In the entries below, count every line with the word "量化编程基础". Return only the count.

[Data records]
— begin —

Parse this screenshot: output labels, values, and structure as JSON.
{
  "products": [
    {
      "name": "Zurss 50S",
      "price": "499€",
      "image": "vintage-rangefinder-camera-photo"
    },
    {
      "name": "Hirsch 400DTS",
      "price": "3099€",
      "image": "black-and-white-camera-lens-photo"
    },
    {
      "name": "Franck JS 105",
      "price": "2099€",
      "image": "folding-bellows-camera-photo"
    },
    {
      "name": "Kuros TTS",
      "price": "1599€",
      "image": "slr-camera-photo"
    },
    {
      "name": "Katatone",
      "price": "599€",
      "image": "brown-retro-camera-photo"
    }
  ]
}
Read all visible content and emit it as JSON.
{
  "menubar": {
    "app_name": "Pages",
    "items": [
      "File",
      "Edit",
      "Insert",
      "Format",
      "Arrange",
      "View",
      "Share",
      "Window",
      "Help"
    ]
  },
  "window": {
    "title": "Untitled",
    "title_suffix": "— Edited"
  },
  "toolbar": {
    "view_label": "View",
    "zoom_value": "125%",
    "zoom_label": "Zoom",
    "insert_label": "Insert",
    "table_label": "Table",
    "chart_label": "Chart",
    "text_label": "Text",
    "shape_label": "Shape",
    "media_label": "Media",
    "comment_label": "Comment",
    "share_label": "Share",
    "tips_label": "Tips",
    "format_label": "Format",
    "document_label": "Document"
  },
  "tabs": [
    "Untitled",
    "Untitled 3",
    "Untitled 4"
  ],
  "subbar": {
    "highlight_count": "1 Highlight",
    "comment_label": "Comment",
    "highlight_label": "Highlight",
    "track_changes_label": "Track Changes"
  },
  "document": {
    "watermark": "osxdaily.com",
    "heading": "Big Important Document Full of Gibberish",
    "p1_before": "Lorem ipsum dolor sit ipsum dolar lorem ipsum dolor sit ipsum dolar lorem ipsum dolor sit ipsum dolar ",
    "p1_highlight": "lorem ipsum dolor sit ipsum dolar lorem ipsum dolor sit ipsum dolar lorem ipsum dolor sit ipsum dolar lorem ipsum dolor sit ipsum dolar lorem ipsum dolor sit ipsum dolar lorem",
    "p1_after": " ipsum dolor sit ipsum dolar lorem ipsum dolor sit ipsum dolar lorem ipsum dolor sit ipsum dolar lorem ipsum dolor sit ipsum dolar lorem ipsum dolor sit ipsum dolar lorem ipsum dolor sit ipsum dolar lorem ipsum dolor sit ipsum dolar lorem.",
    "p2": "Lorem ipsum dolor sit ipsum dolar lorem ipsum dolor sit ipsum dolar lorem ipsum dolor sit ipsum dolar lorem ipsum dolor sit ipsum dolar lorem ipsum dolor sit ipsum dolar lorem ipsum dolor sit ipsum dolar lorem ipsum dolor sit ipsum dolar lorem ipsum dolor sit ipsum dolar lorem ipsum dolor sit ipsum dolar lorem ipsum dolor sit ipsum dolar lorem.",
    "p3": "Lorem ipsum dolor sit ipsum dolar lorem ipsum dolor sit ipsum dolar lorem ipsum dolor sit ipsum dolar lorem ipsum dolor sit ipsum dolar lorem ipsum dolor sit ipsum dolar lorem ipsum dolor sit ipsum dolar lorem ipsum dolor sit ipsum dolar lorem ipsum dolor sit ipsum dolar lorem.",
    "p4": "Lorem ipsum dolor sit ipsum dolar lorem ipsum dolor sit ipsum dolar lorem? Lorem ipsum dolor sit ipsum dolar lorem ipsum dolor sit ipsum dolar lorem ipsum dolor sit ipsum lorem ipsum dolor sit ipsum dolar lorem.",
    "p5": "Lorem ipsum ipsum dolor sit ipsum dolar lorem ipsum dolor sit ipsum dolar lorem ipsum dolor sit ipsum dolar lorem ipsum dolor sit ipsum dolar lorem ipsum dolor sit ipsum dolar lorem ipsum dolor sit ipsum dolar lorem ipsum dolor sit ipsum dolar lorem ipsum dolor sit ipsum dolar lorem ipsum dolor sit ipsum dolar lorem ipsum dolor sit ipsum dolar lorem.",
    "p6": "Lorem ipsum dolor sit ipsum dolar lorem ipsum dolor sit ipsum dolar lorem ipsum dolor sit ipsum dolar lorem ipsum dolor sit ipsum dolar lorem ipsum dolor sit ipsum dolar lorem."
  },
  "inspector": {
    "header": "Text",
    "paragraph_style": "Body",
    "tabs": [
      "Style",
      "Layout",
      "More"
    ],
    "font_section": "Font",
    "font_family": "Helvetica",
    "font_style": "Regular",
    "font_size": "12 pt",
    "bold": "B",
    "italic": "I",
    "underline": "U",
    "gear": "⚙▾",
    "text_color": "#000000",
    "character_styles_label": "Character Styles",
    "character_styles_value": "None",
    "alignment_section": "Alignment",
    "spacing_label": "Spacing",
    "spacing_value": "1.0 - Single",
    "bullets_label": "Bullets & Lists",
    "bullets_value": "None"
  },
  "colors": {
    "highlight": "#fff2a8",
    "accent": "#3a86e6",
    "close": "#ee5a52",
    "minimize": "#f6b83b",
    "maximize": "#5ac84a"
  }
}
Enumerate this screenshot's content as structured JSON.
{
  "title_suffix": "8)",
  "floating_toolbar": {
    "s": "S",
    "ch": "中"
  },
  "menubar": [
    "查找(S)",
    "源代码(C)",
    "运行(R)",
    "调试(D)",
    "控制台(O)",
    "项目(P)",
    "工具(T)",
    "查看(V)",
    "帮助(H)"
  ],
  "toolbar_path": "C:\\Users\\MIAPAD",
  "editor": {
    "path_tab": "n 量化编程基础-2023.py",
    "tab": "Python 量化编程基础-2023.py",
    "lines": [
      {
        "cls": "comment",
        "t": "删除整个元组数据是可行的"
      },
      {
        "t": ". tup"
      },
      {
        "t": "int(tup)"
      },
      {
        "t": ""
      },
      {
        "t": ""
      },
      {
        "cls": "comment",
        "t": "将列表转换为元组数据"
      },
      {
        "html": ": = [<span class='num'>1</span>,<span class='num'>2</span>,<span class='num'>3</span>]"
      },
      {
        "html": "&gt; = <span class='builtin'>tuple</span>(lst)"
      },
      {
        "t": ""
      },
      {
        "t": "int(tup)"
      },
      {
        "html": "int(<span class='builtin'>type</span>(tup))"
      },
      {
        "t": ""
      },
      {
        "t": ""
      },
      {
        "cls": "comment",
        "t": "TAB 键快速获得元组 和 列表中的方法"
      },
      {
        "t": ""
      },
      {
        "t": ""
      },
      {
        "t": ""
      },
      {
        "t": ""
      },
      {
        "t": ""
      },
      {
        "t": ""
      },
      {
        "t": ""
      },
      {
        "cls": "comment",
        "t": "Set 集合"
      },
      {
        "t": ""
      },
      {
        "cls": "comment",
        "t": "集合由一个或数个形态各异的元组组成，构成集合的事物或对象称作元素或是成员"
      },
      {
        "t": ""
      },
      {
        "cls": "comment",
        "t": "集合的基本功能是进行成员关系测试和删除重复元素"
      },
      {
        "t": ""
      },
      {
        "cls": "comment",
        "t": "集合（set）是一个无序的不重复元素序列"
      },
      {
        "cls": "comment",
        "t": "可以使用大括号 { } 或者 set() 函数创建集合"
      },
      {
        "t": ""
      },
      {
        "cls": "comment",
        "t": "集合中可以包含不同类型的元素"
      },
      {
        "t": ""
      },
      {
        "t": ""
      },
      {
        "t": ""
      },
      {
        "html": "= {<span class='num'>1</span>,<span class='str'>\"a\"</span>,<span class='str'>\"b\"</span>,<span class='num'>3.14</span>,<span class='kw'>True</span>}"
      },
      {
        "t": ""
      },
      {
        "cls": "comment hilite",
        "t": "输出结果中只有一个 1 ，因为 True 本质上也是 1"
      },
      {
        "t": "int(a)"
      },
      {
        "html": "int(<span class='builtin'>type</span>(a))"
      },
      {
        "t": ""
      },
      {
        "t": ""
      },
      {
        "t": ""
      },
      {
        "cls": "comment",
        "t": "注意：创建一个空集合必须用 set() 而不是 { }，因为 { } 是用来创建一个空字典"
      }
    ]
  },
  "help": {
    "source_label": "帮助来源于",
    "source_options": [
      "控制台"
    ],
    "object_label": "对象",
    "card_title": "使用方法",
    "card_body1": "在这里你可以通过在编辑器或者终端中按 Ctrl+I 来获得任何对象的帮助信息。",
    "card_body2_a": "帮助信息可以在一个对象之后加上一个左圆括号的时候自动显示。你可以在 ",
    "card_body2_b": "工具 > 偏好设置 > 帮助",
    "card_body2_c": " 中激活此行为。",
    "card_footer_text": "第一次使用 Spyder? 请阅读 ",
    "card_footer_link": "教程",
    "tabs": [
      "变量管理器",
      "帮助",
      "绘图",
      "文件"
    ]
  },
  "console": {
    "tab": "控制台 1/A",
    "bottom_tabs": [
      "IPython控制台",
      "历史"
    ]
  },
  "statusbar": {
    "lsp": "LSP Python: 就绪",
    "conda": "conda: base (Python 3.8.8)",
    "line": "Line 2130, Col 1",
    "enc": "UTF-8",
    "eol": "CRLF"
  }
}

— end —

Full output: 2